(Saved entries)
↓

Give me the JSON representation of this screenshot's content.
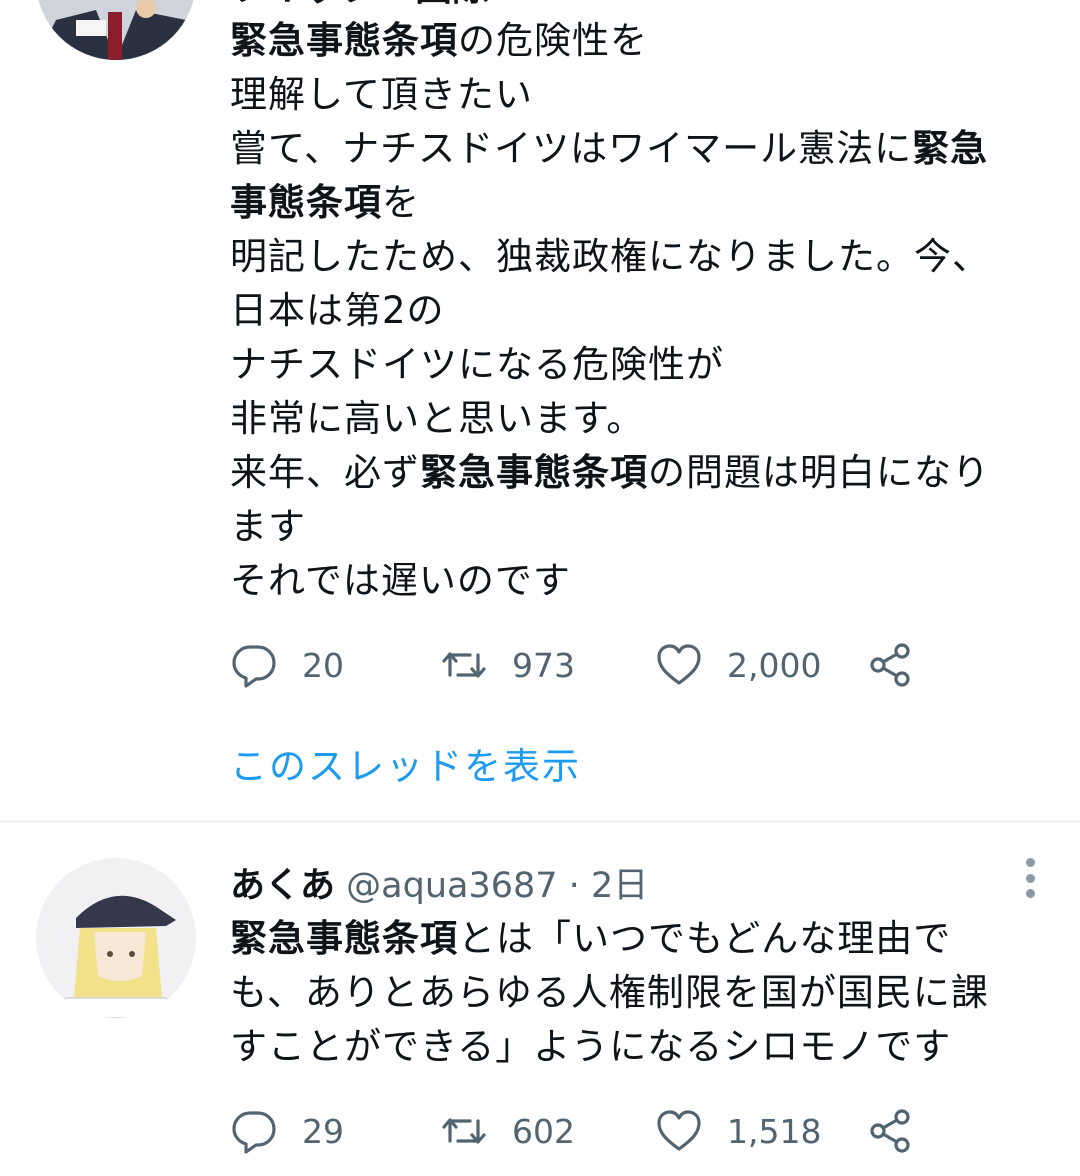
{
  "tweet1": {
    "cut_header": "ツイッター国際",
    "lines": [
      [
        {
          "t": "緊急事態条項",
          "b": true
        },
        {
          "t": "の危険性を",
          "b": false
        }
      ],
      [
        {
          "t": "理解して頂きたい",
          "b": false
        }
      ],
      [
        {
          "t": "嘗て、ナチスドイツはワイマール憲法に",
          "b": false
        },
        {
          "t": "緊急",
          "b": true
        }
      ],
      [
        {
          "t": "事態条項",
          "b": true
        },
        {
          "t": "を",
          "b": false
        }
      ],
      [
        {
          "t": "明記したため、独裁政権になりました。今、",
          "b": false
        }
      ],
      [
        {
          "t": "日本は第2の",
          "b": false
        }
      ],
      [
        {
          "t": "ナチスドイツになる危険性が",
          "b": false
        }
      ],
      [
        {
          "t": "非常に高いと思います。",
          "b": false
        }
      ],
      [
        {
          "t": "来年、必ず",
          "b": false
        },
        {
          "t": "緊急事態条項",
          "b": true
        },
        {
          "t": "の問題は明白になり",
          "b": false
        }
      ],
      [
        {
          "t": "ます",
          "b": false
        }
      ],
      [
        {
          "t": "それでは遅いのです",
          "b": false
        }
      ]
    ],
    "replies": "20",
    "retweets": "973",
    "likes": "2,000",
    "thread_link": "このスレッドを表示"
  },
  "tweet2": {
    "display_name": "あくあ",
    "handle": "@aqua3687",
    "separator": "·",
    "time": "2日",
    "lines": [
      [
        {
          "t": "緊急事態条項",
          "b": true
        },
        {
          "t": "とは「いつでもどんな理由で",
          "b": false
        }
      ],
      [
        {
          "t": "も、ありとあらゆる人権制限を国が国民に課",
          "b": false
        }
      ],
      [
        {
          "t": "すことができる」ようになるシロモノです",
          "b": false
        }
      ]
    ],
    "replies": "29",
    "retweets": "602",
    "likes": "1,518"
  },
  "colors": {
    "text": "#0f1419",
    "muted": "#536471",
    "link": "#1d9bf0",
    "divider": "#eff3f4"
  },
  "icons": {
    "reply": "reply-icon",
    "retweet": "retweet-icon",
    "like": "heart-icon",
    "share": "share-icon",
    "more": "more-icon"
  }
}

↑

Exercise instructions
Return all of the entries word for word, but omit the pictures.

Result below
Give me the JSON representation of this screenshot's content.
{
  "tweet1": {
    "cut_header": "ツイッター国際",
    "lines": [
      [
        {
          "t": "緊急事態条項",
          "b": true
        },
        {
          "t": "の危険性を",
          "b": false
        }
      ],
      [
        {
          "t": "理解して頂きたい",
          "b": false
        }
      ],
      [
        {
          "t": "嘗て、ナチスドイツはワイマール憲法に",
          "b": false
        },
        {
          "t": "緊急",
          "b": true
        }
      ],
      [
        {
          "t": "事態条項",
          "b": true
        },
        {
          "t": "を",
          "b": false
        }
      ],
      [
        {
          "t": "明記したため、独裁政権になりました。今、",
          "b": false
        }
      ],
      [
        {
          "t": "日本は第2の",
          "b": false
        }
      ],
      [
        {
          "t": "ナチスドイツになる危険性が",
          "b": false
        }
      ],
      [
        {
          "t": "非常に高いと思います。",
          "b": false
        }
      ],
      [
        {
          "t": "来年、必ず",
          "b": false
        },
        {
          "t": "緊急事態条項",
          "b": true
        },
        {
          "t": "の問題は明白になり",
          "b": false
        }
      ],
      [
        {
          "t": "ます",
          "b": false
        }
      ],
      [
        {
          "t": "それでは遅いのです",
          "b": false
        }
      ]
    ],
    "replies": "20",
    "retweets": "973",
    "likes": "2,000",
    "thread_link": "このスレッドを表示"
  },
  "tweet2": {
    "display_name": "あくあ",
    "handle": "@aqua3687",
    "separator": "·",
    "time": "2日",
    "lines": [
      [
        {
          "t": "緊急事態条項",
          "b": true
        },
        {
          "t": "とは「いつでもどんな理由で",
          "b": false
        }
      ],
      [
        {
          "t": "も、ありとあらゆる人権制限を国が国民に課",
          "b": false
        }
      ],
      [
        {
          "t": "すことができる」ようになるシロモノです",
          "b": false
        }
      ]
    ],
    "replies": "29",
    "retweets": "602",
    "likes": "1,518"
  },
  "colors": {
    "text": "#0f1419",
    "muted": "#536471",
    "link": "#1d9bf0",
    "divider": "#eff3f4"
  },
  "icons": {
    "reply": "reply-icon",
    "retweet": "retweet-icon",
    "like": "heart-icon",
    "share": "share-icon",
    "more": "more-icon"
  }
}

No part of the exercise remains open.